Set exercise. Leave out the pictures and repeat everything else in the records exactly.

Task input.
--*--

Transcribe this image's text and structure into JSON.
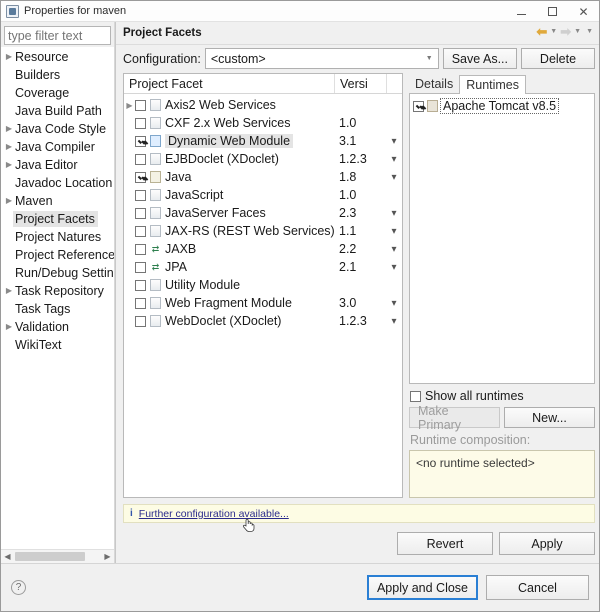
{
  "window": {
    "title": "Properties for maven",
    "icon": "properties-icon",
    "controls": {
      "minimize": "–",
      "maximize": "□",
      "close": "✕"
    }
  },
  "sidebar": {
    "filter": {
      "value": "",
      "placeholder": "type filter text"
    },
    "items": [
      {
        "label": "Resource",
        "expandable": true,
        "selected": false
      },
      {
        "label": "Builders",
        "expandable": false,
        "selected": false
      },
      {
        "label": "Coverage",
        "expandable": false,
        "selected": false
      },
      {
        "label": "Java Build Path",
        "expandable": false,
        "selected": false
      },
      {
        "label": "Java Code Style",
        "expandable": true,
        "selected": false
      },
      {
        "label": "Java Compiler",
        "expandable": true,
        "selected": false
      },
      {
        "label": "Java Editor",
        "expandable": true,
        "selected": false
      },
      {
        "label": "Javadoc Location",
        "expandable": false,
        "selected": false
      },
      {
        "label": "Maven",
        "expandable": true,
        "selected": false
      },
      {
        "label": "Project Facets",
        "expandable": false,
        "selected": true
      },
      {
        "label": "Project Natures",
        "expandable": false,
        "selected": false
      },
      {
        "label": "Project References",
        "expandable": false,
        "selected": false
      },
      {
        "label": "Run/Debug Settings",
        "expandable": false,
        "selected": false
      },
      {
        "label": "Task Repository",
        "expandable": true,
        "selected": false
      },
      {
        "label": "Task Tags",
        "expandable": false,
        "selected": false
      },
      {
        "label": "Validation",
        "expandable": true,
        "selected": false
      },
      {
        "label": "WikiText",
        "expandable": false,
        "selected": false
      }
    ]
  },
  "content": {
    "header_title": "Project Facets",
    "nav": {
      "back": "back-arrow",
      "forward": "forward-arrow",
      "menu": "dropdown-caret"
    },
    "configuration": {
      "label": "Configuration:",
      "selected": "<custom>",
      "save_as_label": "Save As...",
      "delete_label": "Delete"
    },
    "facet_table": {
      "columns": [
        "Project Facet",
        "Versi"
      ],
      "rows": [
        {
          "name": "Axis2 Web Services",
          "version": "",
          "checked": false,
          "expandable": true,
          "selected": false,
          "icon": "doc",
          "has_menu": false
        },
        {
          "name": "CXF 2.x Web Services",
          "version": "1.0",
          "checked": false,
          "expandable": false,
          "selected": false,
          "icon": "doc",
          "has_menu": false
        },
        {
          "name": "Dynamic Web Module",
          "version": "3.1",
          "checked": true,
          "expandable": false,
          "selected": true,
          "icon": "web",
          "has_menu": true
        },
        {
          "name": "EJBDoclet (XDoclet)",
          "version": "1.2.3",
          "checked": false,
          "expandable": false,
          "selected": false,
          "icon": "doc",
          "has_menu": true
        },
        {
          "name": "Java",
          "version": "1.8",
          "checked": true,
          "expandable": false,
          "selected": false,
          "icon": "java",
          "has_menu": true
        },
        {
          "name": "JavaScript",
          "version": "1.0",
          "checked": false,
          "expandable": false,
          "selected": false,
          "icon": "doc",
          "has_menu": false
        },
        {
          "name": "JavaServer Faces",
          "version": "2.3",
          "checked": false,
          "expandable": false,
          "selected": false,
          "icon": "doc",
          "has_menu": true
        },
        {
          "name": "JAX-RS (REST Web Services)",
          "version": "1.1",
          "checked": false,
          "expandable": false,
          "selected": false,
          "icon": "doc",
          "has_menu": true
        },
        {
          "name": "JAXB",
          "version": "2.2",
          "checked": false,
          "expandable": false,
          "selected": false,
          "icon": "arrow",
          "has_menu": true
        },
        {
          "name": "JPA",
          "version": "2.1",
          "checked": false,
          "expandable": false,
          "selected": false,
          "icon": "arrow",
          "has_menu": true
        },
        {
          "name": "Utility Module",
          "version": "",
          "checked": false,
          "expandable": false,
          "selected": false,
          "icon": "doc",
          "has_menu": false
        },
        {
          "name": "Web Fragment Module",
          "version": "3.0",
          "checked": false,
          "expandable": false,
          "selected": false,
          "icon": "doc",
          "has_menu": true
        },
        {
          "name": "WebDoclet (XDoclet)",
          "version": "1.2.3",
          "checked": false,
          "expandable": false,
          "selected": false,
          "icon": "doc",
          "has_menu": true
        }
      ]
    },
    "detail_pane": {
      "tabs": [
        {
          "label": "Details",
          "active": false
        },
        {
          "label": "Runtimes",
          "active": true
        }
      ],
      "runtimes": [
        {
          "label": "Apache Tomcat v8.5",
          "checked": true,
          "focused": true
        }
      ],
      "show_all_runtimes": {
        "label": "Show all runtimes",
        "checked": false
      },
      "make_primary_label": "Make Primary",
      "new_label": "New...",
      "runtime_composition_label": "Runtime composition:",
      "runtime_composition_value": "<no runtime selected>"
    },
    "info_bar": {
      "icon": "info-icon",
      "link_text": "Further configuration available..."
    },
    "revert_label": "Revert",
    "apply_label": "Apply"
  },
  "footer": {
    "help_icon": "?",
    "apply_and_close_label": "Apply and Close",
    "cancel_label": "Cancel"
  }
}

--*--

Exercise answer.
Transcribe this image's text and structure into JSON.
{
  "window": {
    "title": "Properties for maven",
    "icon": "properties-icon",
    "controls": {
      "minimize": "–",
      "maximize": "□",
      "close": "✕"
    }
  },
  "sidebar": {
    "filter": {
      "value": "",
      "placeholder": "type filter text"
    },
    "items": [
      {
        "label": "Resource",
        "expandable": true,
        "selected": false
      },
      {
        "label": "Builders",
        "expandable": false,
        "selected": false
      },
      {
        "label": "Coverage",
        "expandable": false,
        "selected": false
      },
      {
        "label": "Java Build Path",
        "expandable": false,
        "selected": false
      },
      {
        "label": "Java Code Style",
        "expandable": true,
        "selected": false
      },
      {
        "label": "Java Compiler",
        "expandable": true,
        "selected": false
      },
      {
        "label": "Java Editor",
        "expandable": true,
        "selected": false
      },
      {
        "label": "Javadoc Location",
        "expandable": false,
        "selected": false
      },
      {
        "label": "Maven",
        "expandable": true,
        "selected": false
      },
      {
        "label": "Project Facets",
        "expandable": false,
        "selected": true
      },
      {
        "label": "Project Natures",
        "expandable": false,
        "selected": false
      },
      {
        "label": "Project References",
        "expandable": false,
        "selected": false
      },
      {
        "label": "Run/Debug Settings",
        "expandable": false,
        "selected": false
      },
      {
        "label": "Task Repository",
        "expandable": true,
        "selected": false
      },
      {
        "label": "Task Tags",
        "expandable": false,
        "selected": false
      },
      {
        "label": "Validation",
        "expandable": true,
        "selected": false
      },
      {
        "label": "WikiText",
        "expandable": false,
        "selected": false
      }
    ]
  },
  "content": {
    "header_title": "Project Facets",
    "nav": {
      "back": "back-arrow",
      "forward": "forward-arrow",
      "menu": "dropdown-caret"
    },
    "configuration": {
      "label": "Configuration:",
      "selected": "<custom>",
      "save_as_label": "Save As...",
      "delete_label": "Delete"
    },
    "facet_table": {
      "columns": [
        "Project Facet",
        "Versi"
      ],
      "rows": [
        {
          "name": "Axis2 Web Services",
          "version": "",
          "checked": false,
          "expandable": true,
          "selected": false,
          "icon": "doc",
          "has_menu": false
        },
        {
          "name": "CXF 2.x Web Services",
          "version": "1.0",
          "checked": false,
          "expandable": false,
          "selected": false,
          "icon": "doc",
          "has_menu": false
        },
        {
          "name": "Dynamic Web Module",
          "version": "3.1",
          "checked": true,
          "expandable": false,
          "selected": true,
          "icon": "web",
          "has_menu": true
        },
        {
          "name": "EJBDoclet (XDoclet)",
          "version": "1.2.3",
          "checked": false,
          "expandable": false,
          "selected": false,
          "icon": "doc",
          "has_menu": true
        },
        {
          "name": "Java",
          "version": "1.8",
          "checked": true,
          "expandable": false,
          "selected": false,
          "icon": "java",
          "has_menu": true
        },
        {
          "name": "JavaScript",
          "version": "1.0",
          "checked": false,
          "expandable": false,
          "selected": false,
          "icon": "doc",
          "has_menu": false
        },
        {
          "name": "JavaServer Faces",
          "version": "2.3",
          "checked": false,
          "expandable": false,
          "selected": false,
          "icon": "doc",
          "has_menu": true
        },
        {
          "name": "JAX-RS (REST Web Services)",
          "version": "1.1",
          "checked": false,
          "expandable": false,
          "selected": false,
          "icon": "doc",
          "has_menu": true
        },
        {
          "name": "JAXB",
          "version": "2.2",
          "checked": false,
          "expandable": false,
          "selected": false,
          "icon": "arrow",
          "has_menu": true
        },
        {
          "name": "JPA",
          "version": "2.1",
          "checked": false,
          "expandable": false,
          "selected": false,
          "icon": "arrow",
          "has_menu": true
        },
        {
          "name": "Utility Module",
          "version": "",
          "checked": false,
          "expandable": false,
          "selected": false,
          "icon": "doc",
          "has_menu": false
        },
        {
          "name": "Web Fragment Module",
          "version": "3.0",
          "checked": false,
          "expandable": false,
          "selected": false,
          "icon": "doc",
          "has_menu": true
        },
        {
          "name": "WebDoclet (XDoclet)",
          "version": "1.2.3",
          "checked": false,
          "expandable": false,
          "selected": false,
          "icon": "doc",
          "has_menu": true
        }
      ]
    },
    "detail_pane": {
      "tabs": [
        {
          "label": "Details",
          "active": false
        },
        {
          "label": "Runtimes",
          "active": true
        }
      ],
      "runtimes": [
        {
          "label": "Apache Tomcat v8.5",
          "checked": true,
          "focused": true
        }
      ],
      "show_all_runtimes": {
        "label": "Show all runtimes",
        "checked": false
      },
      "make_primary_label": "Make Primary",
      "new_label": "New...",
      "runtime_composition_label": "Runtime composition:",
      "runtime_composition_value": "<no runtime selected>"
    },
    "info_bar": {
      "icon": "info-icon",
      "link_text": "Further configuration available..."
    },
    "revert_label": "Revert",
    "apply_label": "Apply"
  },
  "footer": {
    "help_icon": "?",
    "apply_and_close_label": "Apply and Close",
    "cancel_label": "Cancel"
  }
}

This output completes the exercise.